PROMPT:
Output each line of the material exactly as it stands.

ENTRIES:
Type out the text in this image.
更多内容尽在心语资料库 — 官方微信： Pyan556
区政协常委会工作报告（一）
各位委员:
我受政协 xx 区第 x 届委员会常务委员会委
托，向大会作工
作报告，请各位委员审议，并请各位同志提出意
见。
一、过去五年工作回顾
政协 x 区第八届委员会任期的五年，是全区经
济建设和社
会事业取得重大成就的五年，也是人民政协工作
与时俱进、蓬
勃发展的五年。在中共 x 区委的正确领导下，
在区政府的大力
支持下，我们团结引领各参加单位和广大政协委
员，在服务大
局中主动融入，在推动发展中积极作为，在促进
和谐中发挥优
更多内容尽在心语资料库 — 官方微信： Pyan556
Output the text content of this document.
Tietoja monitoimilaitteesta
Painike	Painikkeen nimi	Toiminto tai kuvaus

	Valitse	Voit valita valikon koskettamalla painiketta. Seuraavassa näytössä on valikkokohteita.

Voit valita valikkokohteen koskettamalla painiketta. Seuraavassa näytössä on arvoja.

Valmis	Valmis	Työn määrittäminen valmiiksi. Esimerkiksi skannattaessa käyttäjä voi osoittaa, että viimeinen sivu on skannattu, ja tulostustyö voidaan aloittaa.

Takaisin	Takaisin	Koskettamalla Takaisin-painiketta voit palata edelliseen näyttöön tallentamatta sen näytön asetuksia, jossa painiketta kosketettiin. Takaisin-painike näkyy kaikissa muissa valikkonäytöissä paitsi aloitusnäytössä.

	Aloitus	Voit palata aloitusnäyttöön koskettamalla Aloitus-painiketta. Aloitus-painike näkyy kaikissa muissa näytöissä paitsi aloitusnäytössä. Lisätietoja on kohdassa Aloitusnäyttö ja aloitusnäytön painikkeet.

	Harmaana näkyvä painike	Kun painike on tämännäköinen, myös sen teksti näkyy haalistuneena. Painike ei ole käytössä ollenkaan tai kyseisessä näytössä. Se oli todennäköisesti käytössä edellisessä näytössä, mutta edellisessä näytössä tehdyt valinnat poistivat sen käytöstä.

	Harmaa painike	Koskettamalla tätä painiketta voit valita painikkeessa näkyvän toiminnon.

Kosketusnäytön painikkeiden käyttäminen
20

SOLUTION TO THIS PROBLEM:
Type out the text in this image.
更多内容尽在心语资料库 — 官方微信： Pyan556
区政协常委会工作报告（一）
各位委员:
我受政协 xx 区第 x 届委员会常务委员会委
托，向大会作工
作报告，请各位委员审议，并请各位同志提出意
见。
一、过去五年工作回顾
政协 x 区第八届委员会任期的五年，是全区经
济建设和社
会事业取得重大成就的五年，也是人民政协工作
与时俱进、蓬
勃发展的五年。在中共 x 区委的正确领导下，
在区政府的大力
支持下，我们团结引领各参加单位和广大政协委
员，在服务大
局中主动融入，在推动发展中积极作为，在促进
和谐中发挥优
更多内容尽在心语资料库 — 官方微信： Pyan556
Output the text content of this document.
Tietoja monitoimilaitteesta
Painike	Painikkeen nimi	Toiminto tai kuvaus

	Valitse	Voit valita valikon koskettamalla painiketta. Seuraavassa näytössä on valikkokohteita.

Voit valita valikkokohteen koskettamalla painiketta. Seuraavassa näytössä on arvoja.

Valmis	Valmis	Työn määrittäminen valmiiksi. Esimerkiksi skannattaessa käyttäjä voi osoittaa, että viimeinen sivu on skannattu, ja tulostustyö voidaan aloittaa.

Takaisin	Takaisin	Koskettamalla Takaisin-painiketta voit palata edelliseen näyttöön tallentamatta sen näytön asetuksia, jossa painiketta kosketettiin. Takaisin-painike näkyy kaikissa muissa valikkonäytöissä paitsi aloitusnäytössä.

	Aloitus	Voit palata aloitusnäyttöön koskettamalla Aloitus-painiketta. Aloitus-painike näkyy kaikissa muissa näytöissä paitsi aloitusnäytössä. Lisätietoja on kohdassa Aloitusnäyttö ja aloitusnäytön painikkeet.

	Harmaana näkyvä painike	Kun painike on tämännäköinen, myös sen teksti näkyy haalistuneena. Painike ei ole käytössä ollenkaan tai kyseisessä näytössä. Se oli todennäköisesti käytössä edellisessä näytössä, mutta edellisessä näytössä tehdyt valinnat poistivat sen käytöstä.

	Harmaa painike	Koskettamalla tätä painiketta voit valita painikkeessa näkyvän toiminnon.

Kosketusnäytön painikkeiden käyttäminen
20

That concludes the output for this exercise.